JOB: In the material below, identify each line bearing the word "location". Reproduce those lines.

== RECORDS FOR THIS TASK

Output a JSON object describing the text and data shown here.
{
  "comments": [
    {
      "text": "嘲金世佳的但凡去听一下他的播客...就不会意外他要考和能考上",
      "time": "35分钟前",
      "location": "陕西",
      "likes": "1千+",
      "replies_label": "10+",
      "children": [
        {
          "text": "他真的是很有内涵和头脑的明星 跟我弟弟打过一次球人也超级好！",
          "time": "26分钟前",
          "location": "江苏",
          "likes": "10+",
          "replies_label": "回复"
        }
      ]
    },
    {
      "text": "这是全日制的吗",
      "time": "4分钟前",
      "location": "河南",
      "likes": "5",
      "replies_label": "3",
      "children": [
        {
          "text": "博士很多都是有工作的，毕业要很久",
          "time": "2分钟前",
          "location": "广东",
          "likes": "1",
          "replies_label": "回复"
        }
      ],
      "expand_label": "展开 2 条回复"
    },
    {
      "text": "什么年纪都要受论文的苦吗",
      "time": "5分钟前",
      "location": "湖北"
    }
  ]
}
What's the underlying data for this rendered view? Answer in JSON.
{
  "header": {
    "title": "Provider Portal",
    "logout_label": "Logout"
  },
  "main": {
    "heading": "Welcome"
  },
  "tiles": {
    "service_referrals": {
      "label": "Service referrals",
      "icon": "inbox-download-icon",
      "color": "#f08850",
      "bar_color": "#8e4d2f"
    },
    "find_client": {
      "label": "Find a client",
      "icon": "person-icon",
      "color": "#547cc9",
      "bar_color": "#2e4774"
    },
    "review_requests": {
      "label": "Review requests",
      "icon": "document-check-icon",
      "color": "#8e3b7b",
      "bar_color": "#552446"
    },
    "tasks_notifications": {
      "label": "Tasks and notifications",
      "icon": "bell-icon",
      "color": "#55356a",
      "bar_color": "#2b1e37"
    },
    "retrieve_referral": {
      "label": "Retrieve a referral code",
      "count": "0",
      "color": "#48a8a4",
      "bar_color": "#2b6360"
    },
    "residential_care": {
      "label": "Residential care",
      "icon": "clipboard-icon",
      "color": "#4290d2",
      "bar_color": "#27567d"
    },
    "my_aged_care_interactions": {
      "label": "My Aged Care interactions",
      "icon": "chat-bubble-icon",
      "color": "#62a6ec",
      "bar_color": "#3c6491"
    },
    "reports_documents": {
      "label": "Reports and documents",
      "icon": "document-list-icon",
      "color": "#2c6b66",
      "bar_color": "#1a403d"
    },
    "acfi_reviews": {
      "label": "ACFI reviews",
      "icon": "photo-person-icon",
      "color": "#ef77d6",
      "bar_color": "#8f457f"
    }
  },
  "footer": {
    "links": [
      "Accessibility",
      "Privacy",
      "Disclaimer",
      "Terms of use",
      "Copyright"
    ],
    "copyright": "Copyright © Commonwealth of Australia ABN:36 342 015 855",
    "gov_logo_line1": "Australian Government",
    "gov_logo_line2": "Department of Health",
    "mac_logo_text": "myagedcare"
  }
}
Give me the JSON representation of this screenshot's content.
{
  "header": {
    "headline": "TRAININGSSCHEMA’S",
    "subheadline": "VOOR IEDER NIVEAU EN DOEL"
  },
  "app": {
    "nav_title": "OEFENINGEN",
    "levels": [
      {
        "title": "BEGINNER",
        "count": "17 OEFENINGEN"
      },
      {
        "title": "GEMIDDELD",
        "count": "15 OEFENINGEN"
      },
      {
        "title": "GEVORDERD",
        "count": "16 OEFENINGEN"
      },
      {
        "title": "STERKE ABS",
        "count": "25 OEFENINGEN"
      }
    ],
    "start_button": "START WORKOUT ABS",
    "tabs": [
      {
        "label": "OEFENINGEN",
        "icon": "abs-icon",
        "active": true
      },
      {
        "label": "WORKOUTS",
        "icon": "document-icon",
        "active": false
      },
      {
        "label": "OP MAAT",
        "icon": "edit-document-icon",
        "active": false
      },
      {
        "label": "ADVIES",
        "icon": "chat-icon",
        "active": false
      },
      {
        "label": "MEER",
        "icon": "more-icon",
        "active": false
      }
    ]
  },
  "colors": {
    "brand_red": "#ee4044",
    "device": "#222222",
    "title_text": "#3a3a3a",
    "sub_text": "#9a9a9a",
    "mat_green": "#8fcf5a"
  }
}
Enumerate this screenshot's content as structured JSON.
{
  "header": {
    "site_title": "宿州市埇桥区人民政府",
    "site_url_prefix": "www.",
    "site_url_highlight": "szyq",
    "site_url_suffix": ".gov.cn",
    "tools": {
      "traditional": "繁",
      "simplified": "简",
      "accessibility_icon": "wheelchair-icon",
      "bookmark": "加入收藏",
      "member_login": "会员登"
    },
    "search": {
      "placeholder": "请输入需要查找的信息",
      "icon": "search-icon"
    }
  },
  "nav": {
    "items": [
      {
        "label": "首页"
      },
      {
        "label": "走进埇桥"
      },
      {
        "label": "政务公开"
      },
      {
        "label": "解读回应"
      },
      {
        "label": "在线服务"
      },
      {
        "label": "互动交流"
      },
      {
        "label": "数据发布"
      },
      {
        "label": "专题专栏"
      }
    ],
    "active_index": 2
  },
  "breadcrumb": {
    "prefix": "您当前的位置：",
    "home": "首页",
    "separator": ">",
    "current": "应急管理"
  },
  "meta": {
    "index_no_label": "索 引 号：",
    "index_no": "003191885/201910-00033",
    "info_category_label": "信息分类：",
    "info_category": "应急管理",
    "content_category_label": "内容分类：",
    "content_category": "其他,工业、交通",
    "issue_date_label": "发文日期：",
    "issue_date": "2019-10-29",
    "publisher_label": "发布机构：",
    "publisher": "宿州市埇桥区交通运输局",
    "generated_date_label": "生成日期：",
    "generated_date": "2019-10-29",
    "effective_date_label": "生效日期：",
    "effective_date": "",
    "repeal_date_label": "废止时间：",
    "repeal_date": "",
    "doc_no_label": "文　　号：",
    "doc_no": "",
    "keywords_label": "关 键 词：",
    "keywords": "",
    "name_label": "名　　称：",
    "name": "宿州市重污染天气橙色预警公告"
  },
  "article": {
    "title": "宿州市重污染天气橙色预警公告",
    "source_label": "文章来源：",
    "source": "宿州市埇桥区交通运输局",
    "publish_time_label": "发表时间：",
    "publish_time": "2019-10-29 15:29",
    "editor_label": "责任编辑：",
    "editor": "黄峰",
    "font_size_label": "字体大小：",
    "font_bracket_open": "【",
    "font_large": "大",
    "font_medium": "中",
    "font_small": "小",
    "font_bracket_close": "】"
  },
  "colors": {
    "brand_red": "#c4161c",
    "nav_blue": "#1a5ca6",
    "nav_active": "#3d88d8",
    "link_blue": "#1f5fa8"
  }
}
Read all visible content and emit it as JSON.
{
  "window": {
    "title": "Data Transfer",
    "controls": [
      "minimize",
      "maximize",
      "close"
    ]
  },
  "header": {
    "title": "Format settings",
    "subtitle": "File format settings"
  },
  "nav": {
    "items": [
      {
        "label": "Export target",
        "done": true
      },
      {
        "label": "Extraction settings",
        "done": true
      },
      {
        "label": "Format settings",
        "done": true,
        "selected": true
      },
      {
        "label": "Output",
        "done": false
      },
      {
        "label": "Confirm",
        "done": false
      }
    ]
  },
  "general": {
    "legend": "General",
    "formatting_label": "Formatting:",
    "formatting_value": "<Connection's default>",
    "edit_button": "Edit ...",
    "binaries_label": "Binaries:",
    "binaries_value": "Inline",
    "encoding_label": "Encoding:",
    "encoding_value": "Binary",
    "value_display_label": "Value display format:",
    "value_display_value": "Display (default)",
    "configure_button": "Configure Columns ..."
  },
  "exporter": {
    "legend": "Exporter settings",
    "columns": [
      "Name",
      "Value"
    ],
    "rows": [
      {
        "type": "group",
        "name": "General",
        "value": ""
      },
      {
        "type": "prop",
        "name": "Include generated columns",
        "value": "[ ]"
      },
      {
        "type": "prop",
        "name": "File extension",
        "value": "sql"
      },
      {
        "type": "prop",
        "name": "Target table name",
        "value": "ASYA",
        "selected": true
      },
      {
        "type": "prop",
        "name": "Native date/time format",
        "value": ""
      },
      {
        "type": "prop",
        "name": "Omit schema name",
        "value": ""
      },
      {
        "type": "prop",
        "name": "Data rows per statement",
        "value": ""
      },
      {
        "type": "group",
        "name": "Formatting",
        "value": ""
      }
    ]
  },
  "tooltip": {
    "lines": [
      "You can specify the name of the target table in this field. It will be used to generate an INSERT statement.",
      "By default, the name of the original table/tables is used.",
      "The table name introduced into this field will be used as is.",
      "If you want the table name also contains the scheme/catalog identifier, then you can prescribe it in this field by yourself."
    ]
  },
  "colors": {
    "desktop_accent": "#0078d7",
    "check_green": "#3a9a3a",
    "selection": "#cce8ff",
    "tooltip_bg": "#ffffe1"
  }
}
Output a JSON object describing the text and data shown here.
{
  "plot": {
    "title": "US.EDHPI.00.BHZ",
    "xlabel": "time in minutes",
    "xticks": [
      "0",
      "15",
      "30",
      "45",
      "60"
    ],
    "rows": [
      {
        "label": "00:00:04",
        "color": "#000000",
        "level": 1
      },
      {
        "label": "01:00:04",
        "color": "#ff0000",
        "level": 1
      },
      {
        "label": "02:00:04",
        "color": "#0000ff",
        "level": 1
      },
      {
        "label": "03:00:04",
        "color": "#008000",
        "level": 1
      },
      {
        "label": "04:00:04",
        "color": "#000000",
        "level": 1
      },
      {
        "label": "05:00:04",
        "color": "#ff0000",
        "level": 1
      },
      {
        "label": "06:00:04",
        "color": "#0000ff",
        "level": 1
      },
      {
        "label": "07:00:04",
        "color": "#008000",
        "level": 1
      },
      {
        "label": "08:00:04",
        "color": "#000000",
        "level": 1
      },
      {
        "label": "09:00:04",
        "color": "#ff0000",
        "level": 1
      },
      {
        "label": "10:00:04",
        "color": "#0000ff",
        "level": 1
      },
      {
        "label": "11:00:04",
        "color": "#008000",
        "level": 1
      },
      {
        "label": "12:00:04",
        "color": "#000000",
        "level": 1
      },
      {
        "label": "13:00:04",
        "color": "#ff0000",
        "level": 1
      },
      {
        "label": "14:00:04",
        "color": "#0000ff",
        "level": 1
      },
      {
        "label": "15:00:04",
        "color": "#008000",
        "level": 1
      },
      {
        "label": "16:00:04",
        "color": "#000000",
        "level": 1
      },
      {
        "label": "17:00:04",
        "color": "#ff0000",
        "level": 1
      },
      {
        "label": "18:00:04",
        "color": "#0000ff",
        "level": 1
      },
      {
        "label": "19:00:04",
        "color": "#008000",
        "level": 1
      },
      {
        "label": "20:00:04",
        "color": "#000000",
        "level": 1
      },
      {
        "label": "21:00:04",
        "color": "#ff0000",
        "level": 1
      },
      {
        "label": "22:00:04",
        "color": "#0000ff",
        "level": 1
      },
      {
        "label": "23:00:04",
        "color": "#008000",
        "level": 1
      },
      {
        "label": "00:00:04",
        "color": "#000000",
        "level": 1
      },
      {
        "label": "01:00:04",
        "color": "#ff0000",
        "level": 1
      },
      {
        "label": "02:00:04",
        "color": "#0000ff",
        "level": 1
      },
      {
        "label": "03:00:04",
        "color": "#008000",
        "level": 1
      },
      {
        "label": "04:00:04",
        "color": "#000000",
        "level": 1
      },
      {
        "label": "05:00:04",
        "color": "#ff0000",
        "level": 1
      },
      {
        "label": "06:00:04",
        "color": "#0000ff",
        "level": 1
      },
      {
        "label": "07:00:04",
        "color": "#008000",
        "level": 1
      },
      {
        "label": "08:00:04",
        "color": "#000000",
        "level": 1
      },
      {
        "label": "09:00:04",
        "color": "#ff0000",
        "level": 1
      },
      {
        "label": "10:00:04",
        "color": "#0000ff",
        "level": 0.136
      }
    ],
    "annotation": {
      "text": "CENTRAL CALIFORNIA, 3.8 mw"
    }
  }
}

====

THE ANSWER:
      "location": "陕西",
          "location": "江苏",
      "location": "河南",
          "location": "广东",
      "location": "湖北"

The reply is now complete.